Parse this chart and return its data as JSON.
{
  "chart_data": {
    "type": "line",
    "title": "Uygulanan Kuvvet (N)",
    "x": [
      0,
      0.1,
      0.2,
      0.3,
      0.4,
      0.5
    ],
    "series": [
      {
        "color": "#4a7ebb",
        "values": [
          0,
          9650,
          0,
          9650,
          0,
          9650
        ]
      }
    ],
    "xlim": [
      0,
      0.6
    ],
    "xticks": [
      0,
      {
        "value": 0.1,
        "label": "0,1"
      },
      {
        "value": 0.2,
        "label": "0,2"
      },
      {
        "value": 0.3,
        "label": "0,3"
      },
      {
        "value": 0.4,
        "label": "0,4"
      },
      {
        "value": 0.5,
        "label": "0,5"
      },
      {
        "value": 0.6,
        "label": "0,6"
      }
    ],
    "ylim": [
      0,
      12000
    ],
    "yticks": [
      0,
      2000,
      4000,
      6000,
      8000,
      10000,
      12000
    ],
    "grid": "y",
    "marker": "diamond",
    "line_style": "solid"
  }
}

#####

*Your instructions*: Copy the records above exactly as they appear.

*Result of this exercise*:
Parse this chart and return its data as JSON.
{
  "chart_data": {
    "type": "line",
    "title": "Uygulanan Kuvvet (N)",
    "x": [
      0,
      0.1,
      0.2,
      0.3,
      0.4,
      0.5
    ],
    "series": [
      {
        "color": "#4a7ebb",
        "values": [
          0,
          9650,
          0,
          9650,
          0,
          9650
        ]
      }
    ],
    "xlim": [
      0,
      0.6
    ],
    "xticks": [
      0,
      {
        "value": 0.1,
        "label": "0,1"
      },
      {
        "value": 0.2,
        "label": "0,2"
      },
      {
        "value": 0.3,
        "label": "0,3"
      },
      {
        "value": 0.4,
        "label": "0,4"
      },
      {
        "value": 0.5,
        "label": "0,5"
      },
      {
        "value": 0.6,
        "label": "0,6"
      }
    ],
    "ylim": [
      0,
      12000
    ],
    "yticks": [
      0,
      2000,
      4000,
      6000,
      8000,
      10000,
      12000
    ],
    "grid": "y",
    "marker": "diamond",
    "line_style": "solid"
  }
}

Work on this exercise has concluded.